TASK BRIEF:
Return the following records line for line without any changes, leaving out the pictures.

(Image layout annotations)
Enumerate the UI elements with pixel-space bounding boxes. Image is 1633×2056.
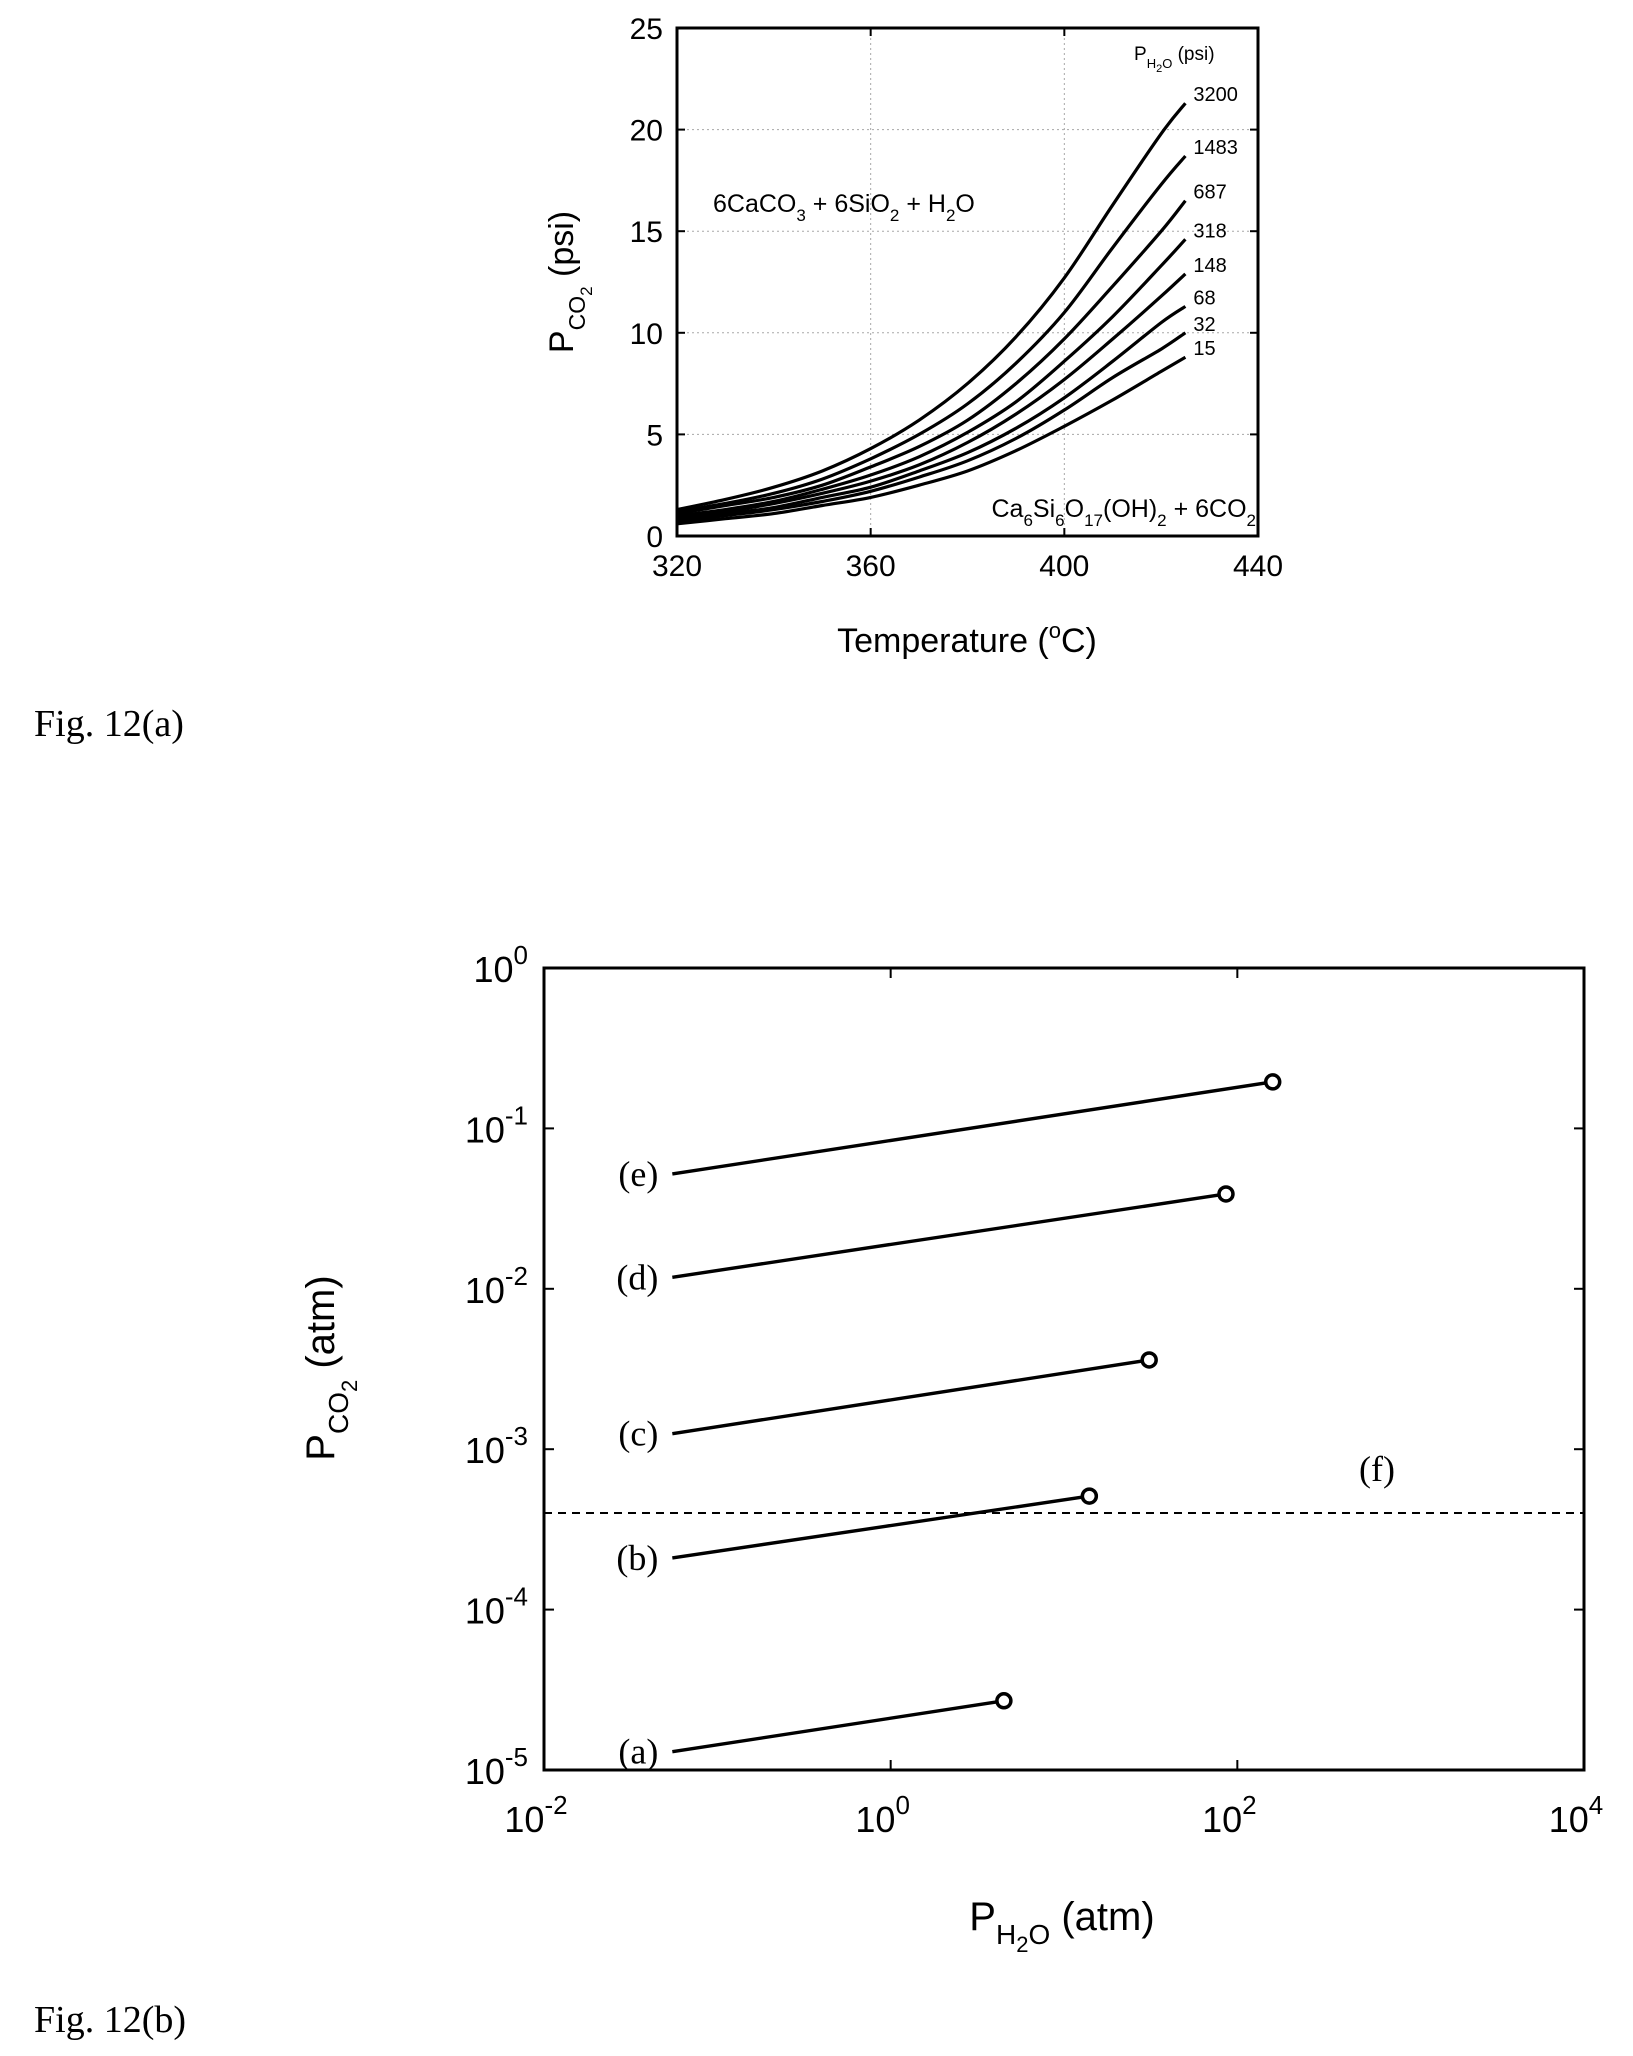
fig-a-y-tick-label: 10: [630, 318, 663, 351]
fig-b-series-label-b: (b): [616, 1538, 658, 1578]
fig-a-series-label-687: 687: [1193, 182, 1226, 204]
fig-b-segment-b: [672, 1494, 1090, 1560]
fig-b-x-tick-label: 102: [1202, 1790, 1257, 1840]
fig-a-series-label-15: 15: [1193, 338, 1215, 360]
fig-b-series-labels: (a) (b) (c) (d) (e): [616, 1154, 658, 1772]
fig-a-ticks: 320 360 400 440 0 5 10 15 20 25: [630, 13, 1283, 583]
fig-a-x-tick-label: 400: [1039, 550, 1089, 583]
fig-b-y-tick-label: 100: [473, 940, 528, 990]
fig-a-curve-1483: [676, 154, 1187, 514]
fig-b-y-tick-label: 10-4: [465, 1582, 528, 1632]
fig-a-plot-frame: [675, 26, 1260, 538]
fig-a-x-tick-label: 360: [846, 550, 896, 583]
fig-a-grid: [677, 28, 1258, 536]
fig-a-x-tick-label: 440: [1233, 550, 1283, 583]
fig-b-segment-a: [672, 1699, 1005, 1754]
fig-b-series-label-a: (a): [618, 1732, 658, 1772]
fig-b-segment-e: [672, 1080, 1273, 1176]
fig-a-series-label-1483: 1483: [1193, 137, 1238, 159]
fig-a-y-tick-label: 0: [646, 521, 663, 554]
fig-b-segment-d: [672, 1192, 1227, 1279]
fig-b-y-tick-label: 10-3: [465, 1421, 528, 1471]
fig-b-x-tick-label: 100: [855, 1790, 910, 1840]
fig-12b-caption: Fig. 12(b): [34, 1999, 186, 2041]
fig-a-y-tick-label: 15: [630, 216, 663, 249]
fig-12a-caption: Fig. 12(a): [34, 703, 184, 745]
fig-a-curve-15: [676, 355, 1187, 526]
fig-a-series-label-68: 68: [1193, 287, 1215, 309]
fig-b-ticks: 10-2 100 102 104 10-5 10-4 10-3 10-2 10-1 100: [465, 940, 1603, 1840]
fig-b-y-tick-label: 10-1: [465, 1100, 528, 1150]
fig-a-series-label-32: 32: [1193, 314, 1215, 336]
fig-b-endpoint-d: [1217, 1185, 1235, 1203]
figure-12a-chart: 320 360 400 440 0 5 10 15 20 25 3200 1483 687 318 148…: [543, 13, 1283, 660]
fig-a-curve-32: [676, 331, 1187, 524]
fig-b-x-tick-label: 10-2: [504, 1790, 567, 1840]
fig-b-endpoint-c: [1140, 1351, 1158, 1369]
fig-b-segments: [672, 1073, 1282, 1754]
fig-a-series-label-318: 318: [1193, 220, 1226, 242]
fig-b-series-label-d: (d): [616, 1257, 658, 1297]
fig-a-y-tick-label: 20: [630, 115, 663, 148]
fig-a-x-axis-label: Temperature (oC): [837, 618, 1097, 660]
fig-b-x-axis-label: PH2O (atm): [969, 1895, 1154, 1957]
fig-a-curves: [676, 102, 1187, 526]
fig-b-series-label-e: (e): [618, 1154, 658, 1194]
fig-b-endpoint-e: [1263, 1073, 1282, 1091]
fig-b-y-tick-label: 10-2: [465, 1261, 528, 1311]
fig-a-reaction-reactants: 6CaCO3 + 6SiO2 + H2O: [713, 190, 975, 225]
fig-a-y-axis-label: PCO2 (psi): [543, 211, 596, 353]
fig-a-curve-687: [676, 199, 1187, 516]
fig-b-series-label-c: (c): [618, 1414, 658, 1454]
fig-a-y-tick-label: 5: [646, 419, 663, 452]
fig-a-curve-148: [676, 272, 1187, 520]
fig-a-y-tick-label: 25: [630, 13, 663, 46]
fig-b-x-tick-label: 104: [1549, 1790, 1604, 1840]
fig-a-x-tick-label: 320: [652, 550, 702, 583]
fig-b-y-tick-label: 10-5: [465, 1742, 528, 1792]
fig-a-legend-title: PH2O (psi): [1134, 44, 1215, 75]
fig-a-reaction-products: Ca6Si6O17(OH)2 + 6CO2: [991, 495, 1256, 530]
fig-b-endpoint-b: [1080, 1487, 1099, 1505]
fig-b-plot-frame: [542, 966, 1586, 1772]
fig-a-curve-318: [676, 238, 1187, 518]
fig-a-series-label-148: 148: [1193, 255, 1226, 277]
fig-a-curve-3200: [676, 102, 1187, 512]
fig-b-endpoint-a: [995, 1692, 1013, 1710]
fig-b-segment-c: [672, 1358, 1150, 1436]
fig-a-curve-68: [676, 305, 1187, 522]
fig-b-y-axis-label: PCO2 (atm): [299, 1275, 362, 1460]
fig-a-series-label-3200: 3200: [1193, 84, 1238, 106]
fig-b-reference-label-f: (f): [1359, 1449, 1395, 1489]
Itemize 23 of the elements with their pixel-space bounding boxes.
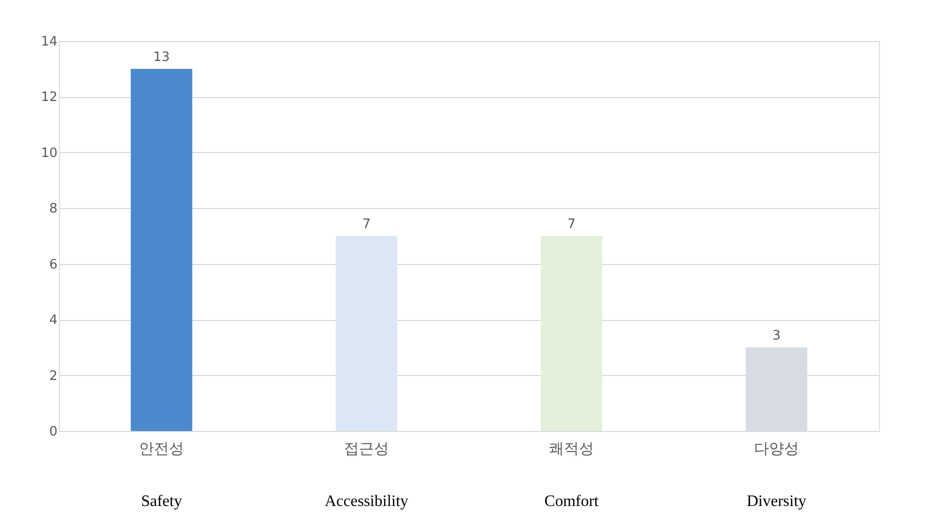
bar — [336, 236, 398, 431]
bar — [540, 236, 602, 431]
y-tick-label: 4 — [49, 313, 58, 328]
text: Safety — [141, 493, 182, 510]
data-label: 7 — [362, 217, 371, 232]
y-tick-label: 0 — [49, 424, 58, 440]
y-tick-label: 8 — [49, 202, 58, 217]
y-tick-label: 14 — [40, 34, 58, 50]
x-tick-label: 다양성 — [754, 440, 799, 458]
y-tick-label: 6 — [49, 257, 58, 272]
x-tick-label: 쾌적성 — [549, 440, 594, 458]
data-label: 13 — [153, 50, 170, 65]
y-tick-label: 10 — [40, 146, 58, 161]
text: Accessibility — [324, 493, 408, 510]
bar — [130, 68, 192, 431]
y-tick-label: 12 — [40, 90, 58, 106]
data-label: 7 — [567, 217, 576, 232]
x-tick-label: 접근성 — [344, 440, 389, 458]
text: Diversity — [746, 493, 806, 510]
text: Comfort — [544, 493, 600, 510]
data-label: 3 — [772, 328, 781, 344]
x-tick-label: 안전성 — [139, 440, 184, 458]
y-tick-label: 2 — [49, 368, 58, 384]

RESULT:
Enumerate the UI elements with pixel-space bounding boxes. Image is 1633×2056.
fig-a-y-tick-label: 10: [630, 318, 663, 351]
fig-b-series-label-b: (b): [616, 1538, 658, 1578]
fig-a-series-label-687: 687: [1193, 182, 1226, 204]
fig-b-segment-b: [672, 1494, 1090, 1560]
fig-b-x-tick-label: 102: [1202, 1790, 1257, 1840]
fig-a-series-label-15: 15: [1193, 338, 1215, 360]
fig-b-series-labels: (a) (b) (c) (d) (e): [616, 1154, 658, 1772]
fig-a-ticks: 320 360 400 440 0 5 10 15 20 25: [630, 13, 1283, 583]
fig-a-x-tick-label: 400: [1039, 550, 1089, 583]
fig-b-y-tick-label: 100: [473, 940, 528, 990]
fig-a-curve-1483: [676, 154, 1187, 514]
fig-b-y-tick-label: 10-4: [465, 1582, 528, 1632]
fig-a-plot-frame: [675, 26, 1260, 538]
fig-a-x-tick-label: 360: [846, 550, 896, 583]
fig-a-grid: [677, 28, 1258, 536]
fig-a-x-tick-label: 440: [1233, 550, 1283, 583]
fig-b-segment-a: [672, 1699, 1005, 1754]
fig-b-series-label-a: (a): [618, 1732, 658, 1772]
fig-b-segment-e: [672, 1080, 1273, 1176]
fig-a-series-label-1483: 1483: [1193, 137, 1238, 159]
fig-a-y-tick-label: 0: [646, 521, 663, 554]
fig-b-segment-d: [672, 1192, 1227, 1279]
fig-b-y-tick-label: 10-3: [465, 1421, 528, 1471]
fig-b-x-tick-label: 100: [855, 1790, 910, 1840]
fig-12b-caption: Fig. 12(b): [34, 1999, 186, 2041]
fig-a-y-tick-label: 15: [630, 216, 663, 249]
fig-12a-caption: Fig. 12(a): [34, 703, 184, 745]
fig-a-curve-15: [676, 355, 1187, 526]
fig-a-series-label-68: 68: [1193, 287, 1215, 309]
fig-b-ticks: 10-2 100 102 104 10-5 10-4 10-3 10-2 10-1 100: [465, 940, 1603, 1840]
fig-b-y-tick-label: 10-1: [465, 1100, 528, 1150]
fig-a-series-label-32: 32: [1193, 314, 1215, 336]
fig-b-endpoint-d: [1217, 1185, 1235, 1203]
figure-12a-chart: 320 360 400 440 0 5 10 15 20 25 3200 1483 687 318 148…: [543, 13, 1283, 660]
fig-a-curve-32: [676, 331, 1187, 524]
fig-b-x-tick-label: 10-2: [504, 1790, 567, 1840]
fig-b-endpoint-c: [1140, 1351, 1158, 1369]
fig-b-segments: [672, 1073, 1282, 1754]
fig-a-series-label-318: 318: [1193, 220, 1226, 242]
fig-b-series-label-d: (d): [616, 1257, 658, 1297]
fig-a-y-tick-label: 20: [630, 115, 663, 148]
fig-a-x-axis-label: Temperature (oC): [837, 618, 1097, 660]
fig-b-x-axis-label: PH2O (atm): [969, 1895, 1154, 1957]
fig-a-curves: [676, 102, 1187, 526]
fig-b-series-label-e: (e): [618, 1154, 658, 1194]
fig-b-endpoint-e: [1263, 1073, 1282, 1091]
fig-b-y-tick-label: 10-2: [465, 1261, 528, 1311]
fig-a-reaction-reactants: 6CaCO3 + 6SiO2 + H2O: [713, 190, 975, 225]
fig-a-y-axis-label: PCO2 (psi): [543, 211, 596, 353]
fig-a-curve-687: [676, 199, 1187, 516]
fig-b-series-label-c: (c): [618, 1414, 658, 1454]
fig-a-y-tick-label: 5: [646, 419, 663, 452]
fig-a-curve-148: [676, 272, 1187, 520]
fig-a-y-tick-label: 25: [630, 13, 663, 46]
fig-b-x-tick-label: 104: [1549, 1790, 1604, 1840]
fig-a-x-tick-label: 320: [652, 550, 702, 583]
fig-b-y-tick-label: 10-5: [465, 1742, 528, 1792]
fig-a-legend-title: PH2O (psi): [1134, 44, 1215, 75]
fig-a-reaction-products: Ca6Si6O17(OH)2 + 6CO2: [991, 495, 1256, 530]
fig-b-endpoint-b: [1080, 1487, 1099, 1505]
fig-b-plot-frame: [542, 966, 1586, 1772]
fig-a-curve-318: [676, 238, 1187, 518]
fig-a-series-label-148: 148: [1193, 255, 1226, 277]
fig-a-curve-3200: [676, 102, 1187, 512]
fig-b-endpoint-a: [995, 1692, 1013, 1710]
fig-b-segment-c: [672, 1358, 1150, 1436]
fig-a-curve-68: [676, 305, 1187, 522]
fig-b-y-axis-label: PCO2 (atm): [299, 1275, 362, 1460]
fig-a-series-label-3200: 3200: [1193, 84, 1238, 106]
fig-b-reference-label-f: (f): [1359, 1449, 1395, 1489]
Itemize 23 of the elements with their pixel-space bounding boxes.
bar — [336, 236, 398, 431]
bar — [540, 236, 602, 431]
y-tick-label: 4 — [49, 313, 58, 328]
text: Safety — [141, 493, 182, 510]
data-label: 7 — [362, 217, 371, 232]
y-tick-label: 0 — [49, 424, 58, 440]
y-tick-label: 8 — [49, 202, 58, 217]
y-tick-label: 14 — [40, 34, 58, 50]
x-tick-label: 다양성 — [754, 440, 799, 458]
y-tick-label: 6 — [49, 257, 58, 272]
x-tick-label: 쾌적성 — [549, 440, 594, 458]
data-label: 13 — [153, 50, 170, 65]
y-tick-label: 10 — [40, 146, 58, 161]
text: Accessibility — [324, 493, 408, 510]
bar — [130, 68, 192, 431]
y-tick-label: 12 — [40, 90, 58, 106]
data-label: 7 — [567, 217, 576, 232]
x-tick-label: 접근성 — [344, 440, 389, 458]
text: Diversity — [746, 493, 806, 510]
text: Comfort — [544, 493, 600, 510]
data-label: 3 — [772, 328, 781, 344]
x-tick-label: 안전성 — [139, 440, 184, 458]
y-tick-label: 2 — [49, 368, 58, 384]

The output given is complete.